#### Goal
Copy each line where the word "Miss" occurs.
* Begin Exercise inputs *
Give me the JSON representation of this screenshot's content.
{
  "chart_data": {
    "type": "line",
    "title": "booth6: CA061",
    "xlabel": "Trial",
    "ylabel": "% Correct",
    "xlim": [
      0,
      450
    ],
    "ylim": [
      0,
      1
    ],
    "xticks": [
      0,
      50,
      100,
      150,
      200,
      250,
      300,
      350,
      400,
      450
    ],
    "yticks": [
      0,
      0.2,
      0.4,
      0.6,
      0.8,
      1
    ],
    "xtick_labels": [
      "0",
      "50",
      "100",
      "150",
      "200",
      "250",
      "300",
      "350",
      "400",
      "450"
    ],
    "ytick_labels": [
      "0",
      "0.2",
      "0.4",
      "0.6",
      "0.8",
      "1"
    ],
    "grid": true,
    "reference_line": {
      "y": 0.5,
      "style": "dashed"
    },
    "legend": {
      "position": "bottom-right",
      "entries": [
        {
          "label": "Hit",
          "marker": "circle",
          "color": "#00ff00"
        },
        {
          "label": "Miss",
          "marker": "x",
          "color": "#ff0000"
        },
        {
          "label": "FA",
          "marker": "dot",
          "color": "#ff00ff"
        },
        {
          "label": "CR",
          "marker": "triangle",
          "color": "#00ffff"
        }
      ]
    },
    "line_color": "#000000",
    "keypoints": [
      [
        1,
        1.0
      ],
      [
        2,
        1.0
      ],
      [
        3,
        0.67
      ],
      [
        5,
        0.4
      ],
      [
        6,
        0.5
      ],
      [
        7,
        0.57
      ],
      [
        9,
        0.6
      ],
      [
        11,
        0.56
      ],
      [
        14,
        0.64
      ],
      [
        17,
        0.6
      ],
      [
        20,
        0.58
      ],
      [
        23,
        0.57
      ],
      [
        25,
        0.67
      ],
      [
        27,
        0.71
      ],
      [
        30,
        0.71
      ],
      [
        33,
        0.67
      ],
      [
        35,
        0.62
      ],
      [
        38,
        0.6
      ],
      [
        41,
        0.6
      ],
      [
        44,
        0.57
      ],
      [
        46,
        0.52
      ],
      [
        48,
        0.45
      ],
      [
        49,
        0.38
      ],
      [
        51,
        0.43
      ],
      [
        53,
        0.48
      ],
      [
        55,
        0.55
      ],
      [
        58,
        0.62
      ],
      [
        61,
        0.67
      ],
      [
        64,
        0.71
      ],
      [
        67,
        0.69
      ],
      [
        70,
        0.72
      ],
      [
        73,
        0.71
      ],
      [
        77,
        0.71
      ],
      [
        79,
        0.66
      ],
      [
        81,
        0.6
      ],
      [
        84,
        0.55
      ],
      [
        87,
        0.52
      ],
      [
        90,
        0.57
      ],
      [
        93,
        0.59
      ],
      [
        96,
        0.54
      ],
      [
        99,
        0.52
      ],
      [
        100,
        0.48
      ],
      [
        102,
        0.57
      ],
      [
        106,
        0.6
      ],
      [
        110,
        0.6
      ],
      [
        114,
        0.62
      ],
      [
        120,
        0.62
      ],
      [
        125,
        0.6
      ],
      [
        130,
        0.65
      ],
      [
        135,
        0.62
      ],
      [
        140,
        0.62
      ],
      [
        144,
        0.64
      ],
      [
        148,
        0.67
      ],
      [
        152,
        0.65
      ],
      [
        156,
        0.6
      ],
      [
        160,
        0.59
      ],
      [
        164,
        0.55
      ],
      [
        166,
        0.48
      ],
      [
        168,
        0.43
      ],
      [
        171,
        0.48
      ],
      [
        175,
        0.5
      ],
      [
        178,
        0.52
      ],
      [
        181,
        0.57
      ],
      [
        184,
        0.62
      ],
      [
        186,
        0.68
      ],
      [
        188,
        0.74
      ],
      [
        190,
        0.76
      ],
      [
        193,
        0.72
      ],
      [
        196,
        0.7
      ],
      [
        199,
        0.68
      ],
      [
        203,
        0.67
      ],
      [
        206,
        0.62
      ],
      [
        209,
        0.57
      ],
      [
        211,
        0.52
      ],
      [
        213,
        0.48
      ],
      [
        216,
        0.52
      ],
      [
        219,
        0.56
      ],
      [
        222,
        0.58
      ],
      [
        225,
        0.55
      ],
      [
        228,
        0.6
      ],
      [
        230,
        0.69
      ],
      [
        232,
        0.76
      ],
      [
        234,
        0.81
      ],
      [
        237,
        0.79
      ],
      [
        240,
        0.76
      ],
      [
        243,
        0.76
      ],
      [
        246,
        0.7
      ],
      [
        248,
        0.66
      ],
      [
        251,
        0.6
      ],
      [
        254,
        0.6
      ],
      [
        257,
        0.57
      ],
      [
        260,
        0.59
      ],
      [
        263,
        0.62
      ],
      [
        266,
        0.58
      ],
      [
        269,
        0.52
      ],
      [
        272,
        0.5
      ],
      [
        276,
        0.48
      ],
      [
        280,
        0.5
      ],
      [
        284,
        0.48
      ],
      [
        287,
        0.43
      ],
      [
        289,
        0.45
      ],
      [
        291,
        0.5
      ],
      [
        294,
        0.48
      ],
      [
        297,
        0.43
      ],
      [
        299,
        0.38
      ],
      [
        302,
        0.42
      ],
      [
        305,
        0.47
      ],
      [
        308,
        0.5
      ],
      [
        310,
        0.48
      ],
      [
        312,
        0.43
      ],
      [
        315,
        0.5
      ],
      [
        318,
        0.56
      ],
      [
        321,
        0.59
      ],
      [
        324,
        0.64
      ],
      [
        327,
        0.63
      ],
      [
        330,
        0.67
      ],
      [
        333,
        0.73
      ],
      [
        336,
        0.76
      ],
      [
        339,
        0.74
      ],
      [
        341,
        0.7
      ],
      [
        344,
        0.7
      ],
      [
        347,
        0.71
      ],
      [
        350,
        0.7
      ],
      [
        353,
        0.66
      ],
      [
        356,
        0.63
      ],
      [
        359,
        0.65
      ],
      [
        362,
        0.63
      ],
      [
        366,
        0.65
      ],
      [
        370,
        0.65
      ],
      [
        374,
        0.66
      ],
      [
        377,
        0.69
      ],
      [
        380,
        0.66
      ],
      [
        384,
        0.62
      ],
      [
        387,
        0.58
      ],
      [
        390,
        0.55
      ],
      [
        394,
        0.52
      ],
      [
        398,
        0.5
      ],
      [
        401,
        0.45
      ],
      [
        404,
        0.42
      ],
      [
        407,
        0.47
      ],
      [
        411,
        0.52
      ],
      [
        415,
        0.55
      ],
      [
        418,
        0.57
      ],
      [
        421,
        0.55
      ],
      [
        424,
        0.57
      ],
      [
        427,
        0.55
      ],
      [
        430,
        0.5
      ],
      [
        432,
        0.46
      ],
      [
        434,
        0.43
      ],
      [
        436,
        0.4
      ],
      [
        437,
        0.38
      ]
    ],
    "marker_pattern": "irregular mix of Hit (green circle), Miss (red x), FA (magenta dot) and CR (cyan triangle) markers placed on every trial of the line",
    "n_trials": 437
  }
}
* End Exercise inputs *
#### Exercise answer
          "label": "Miss",
    "marker_pattern": "irregular mix of Hit (green circle), Miss (red x), FA (magenta dot) and CR (cyan triangle) markers placed on every trial of the line",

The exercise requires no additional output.